Please pick out every line in the data below that contains the string "down", and copy each of those lines in full.

■ **Spatial annotation records**:
——————
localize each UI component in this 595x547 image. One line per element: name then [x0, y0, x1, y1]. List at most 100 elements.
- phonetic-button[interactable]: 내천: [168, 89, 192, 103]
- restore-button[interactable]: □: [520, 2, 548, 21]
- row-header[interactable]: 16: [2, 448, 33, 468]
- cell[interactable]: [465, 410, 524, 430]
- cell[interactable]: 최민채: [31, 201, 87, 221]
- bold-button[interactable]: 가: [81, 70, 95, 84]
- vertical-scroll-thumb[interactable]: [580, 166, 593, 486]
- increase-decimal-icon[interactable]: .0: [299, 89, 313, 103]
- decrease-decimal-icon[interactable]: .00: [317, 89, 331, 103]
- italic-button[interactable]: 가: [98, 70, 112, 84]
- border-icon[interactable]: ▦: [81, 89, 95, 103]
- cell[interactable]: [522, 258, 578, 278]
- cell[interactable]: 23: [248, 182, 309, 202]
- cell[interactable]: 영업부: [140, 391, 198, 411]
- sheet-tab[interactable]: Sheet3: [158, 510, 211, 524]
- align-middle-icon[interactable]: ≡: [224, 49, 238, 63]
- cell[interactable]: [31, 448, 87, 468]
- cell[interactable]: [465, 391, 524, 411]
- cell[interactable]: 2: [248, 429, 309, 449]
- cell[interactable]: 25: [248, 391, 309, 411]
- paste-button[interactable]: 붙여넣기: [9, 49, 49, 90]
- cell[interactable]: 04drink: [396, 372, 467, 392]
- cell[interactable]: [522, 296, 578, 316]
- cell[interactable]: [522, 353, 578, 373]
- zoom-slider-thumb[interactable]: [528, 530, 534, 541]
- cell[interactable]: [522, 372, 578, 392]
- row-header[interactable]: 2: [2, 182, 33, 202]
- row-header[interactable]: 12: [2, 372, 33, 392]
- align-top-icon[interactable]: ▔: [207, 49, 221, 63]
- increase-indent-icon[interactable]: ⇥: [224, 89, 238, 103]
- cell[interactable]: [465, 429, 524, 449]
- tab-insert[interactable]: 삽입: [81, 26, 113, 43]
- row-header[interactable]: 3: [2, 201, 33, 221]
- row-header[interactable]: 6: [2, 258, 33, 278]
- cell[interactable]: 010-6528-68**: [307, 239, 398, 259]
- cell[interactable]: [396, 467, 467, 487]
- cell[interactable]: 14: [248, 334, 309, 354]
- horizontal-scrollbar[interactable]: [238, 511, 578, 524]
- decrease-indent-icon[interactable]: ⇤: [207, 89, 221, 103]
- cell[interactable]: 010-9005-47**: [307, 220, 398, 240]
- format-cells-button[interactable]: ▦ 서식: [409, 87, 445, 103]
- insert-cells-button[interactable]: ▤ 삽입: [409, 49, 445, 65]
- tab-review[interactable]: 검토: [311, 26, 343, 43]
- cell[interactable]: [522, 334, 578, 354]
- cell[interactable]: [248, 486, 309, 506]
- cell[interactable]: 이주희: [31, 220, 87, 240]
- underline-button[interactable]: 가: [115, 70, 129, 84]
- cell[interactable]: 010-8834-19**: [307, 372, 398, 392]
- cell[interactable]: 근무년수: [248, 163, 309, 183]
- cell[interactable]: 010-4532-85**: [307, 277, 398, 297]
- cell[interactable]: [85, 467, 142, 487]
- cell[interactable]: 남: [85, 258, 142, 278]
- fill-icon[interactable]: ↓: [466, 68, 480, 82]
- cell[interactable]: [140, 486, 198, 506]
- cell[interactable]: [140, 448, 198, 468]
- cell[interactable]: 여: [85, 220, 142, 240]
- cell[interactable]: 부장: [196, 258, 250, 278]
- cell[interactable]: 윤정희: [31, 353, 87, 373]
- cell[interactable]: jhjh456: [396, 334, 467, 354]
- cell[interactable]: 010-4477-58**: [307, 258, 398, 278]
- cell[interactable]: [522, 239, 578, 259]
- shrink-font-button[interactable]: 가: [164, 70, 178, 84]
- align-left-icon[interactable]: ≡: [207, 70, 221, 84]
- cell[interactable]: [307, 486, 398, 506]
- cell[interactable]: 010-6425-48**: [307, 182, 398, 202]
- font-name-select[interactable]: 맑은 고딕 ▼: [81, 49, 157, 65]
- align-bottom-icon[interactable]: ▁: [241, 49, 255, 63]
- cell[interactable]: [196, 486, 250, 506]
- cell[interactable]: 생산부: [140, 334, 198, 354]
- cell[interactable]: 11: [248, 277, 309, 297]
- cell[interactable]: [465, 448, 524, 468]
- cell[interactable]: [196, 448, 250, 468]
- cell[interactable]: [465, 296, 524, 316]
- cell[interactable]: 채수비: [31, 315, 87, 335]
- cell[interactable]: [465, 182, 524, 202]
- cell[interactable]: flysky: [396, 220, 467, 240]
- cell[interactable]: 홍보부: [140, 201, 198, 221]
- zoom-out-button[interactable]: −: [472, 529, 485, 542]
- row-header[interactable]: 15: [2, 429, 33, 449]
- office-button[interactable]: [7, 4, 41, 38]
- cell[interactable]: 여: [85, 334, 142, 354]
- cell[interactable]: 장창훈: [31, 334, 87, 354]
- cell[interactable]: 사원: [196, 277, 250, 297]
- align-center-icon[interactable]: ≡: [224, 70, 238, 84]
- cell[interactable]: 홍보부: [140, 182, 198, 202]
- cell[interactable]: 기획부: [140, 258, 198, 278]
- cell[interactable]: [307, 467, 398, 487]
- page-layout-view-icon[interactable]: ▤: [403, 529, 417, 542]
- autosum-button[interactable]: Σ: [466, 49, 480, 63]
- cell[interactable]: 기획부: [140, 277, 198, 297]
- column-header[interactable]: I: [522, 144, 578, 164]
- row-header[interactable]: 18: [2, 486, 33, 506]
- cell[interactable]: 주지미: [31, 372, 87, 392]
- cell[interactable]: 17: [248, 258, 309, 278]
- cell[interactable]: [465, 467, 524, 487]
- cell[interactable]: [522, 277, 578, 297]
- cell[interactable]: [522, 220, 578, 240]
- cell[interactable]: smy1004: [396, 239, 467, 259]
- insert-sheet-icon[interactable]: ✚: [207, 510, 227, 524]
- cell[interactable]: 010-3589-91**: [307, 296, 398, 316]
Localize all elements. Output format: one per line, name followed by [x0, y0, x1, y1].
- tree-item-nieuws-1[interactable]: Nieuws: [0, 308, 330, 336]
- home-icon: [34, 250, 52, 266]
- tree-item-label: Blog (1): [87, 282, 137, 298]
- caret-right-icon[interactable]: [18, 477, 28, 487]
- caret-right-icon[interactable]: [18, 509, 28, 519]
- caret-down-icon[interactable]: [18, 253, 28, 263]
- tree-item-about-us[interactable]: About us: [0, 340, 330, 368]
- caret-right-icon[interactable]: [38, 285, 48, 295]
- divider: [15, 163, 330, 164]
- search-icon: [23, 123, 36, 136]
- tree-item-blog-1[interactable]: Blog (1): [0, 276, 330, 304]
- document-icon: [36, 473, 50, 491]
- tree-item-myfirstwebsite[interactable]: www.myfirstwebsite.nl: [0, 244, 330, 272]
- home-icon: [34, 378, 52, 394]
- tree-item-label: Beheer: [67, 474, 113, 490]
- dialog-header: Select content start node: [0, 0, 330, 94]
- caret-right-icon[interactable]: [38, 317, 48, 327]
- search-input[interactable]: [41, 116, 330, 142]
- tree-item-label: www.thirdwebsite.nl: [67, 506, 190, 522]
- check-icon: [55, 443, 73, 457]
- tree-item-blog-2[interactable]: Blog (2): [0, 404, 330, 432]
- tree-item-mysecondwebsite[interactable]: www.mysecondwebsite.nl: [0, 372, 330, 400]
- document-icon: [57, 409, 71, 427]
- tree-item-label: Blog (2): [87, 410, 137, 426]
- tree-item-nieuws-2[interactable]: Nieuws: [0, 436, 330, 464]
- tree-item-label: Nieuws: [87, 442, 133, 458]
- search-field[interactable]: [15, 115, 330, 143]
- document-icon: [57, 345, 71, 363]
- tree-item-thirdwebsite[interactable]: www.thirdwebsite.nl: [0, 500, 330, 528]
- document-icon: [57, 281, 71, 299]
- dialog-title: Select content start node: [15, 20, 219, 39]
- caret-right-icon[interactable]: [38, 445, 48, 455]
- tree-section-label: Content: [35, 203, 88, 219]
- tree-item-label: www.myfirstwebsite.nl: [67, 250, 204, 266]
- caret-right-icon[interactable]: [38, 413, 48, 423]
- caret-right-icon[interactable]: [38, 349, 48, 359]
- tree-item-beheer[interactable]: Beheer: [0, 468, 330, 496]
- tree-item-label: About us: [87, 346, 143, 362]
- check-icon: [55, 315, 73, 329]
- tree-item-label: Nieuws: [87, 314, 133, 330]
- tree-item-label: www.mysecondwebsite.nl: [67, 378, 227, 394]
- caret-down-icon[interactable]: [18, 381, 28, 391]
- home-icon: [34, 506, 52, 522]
——————
■ **Answer to the exercise**:
- caret-down-icon[interactable]: [18, 253, 28, 263]
- caret-down-icon[interactable]: [18, 381, 28, 391]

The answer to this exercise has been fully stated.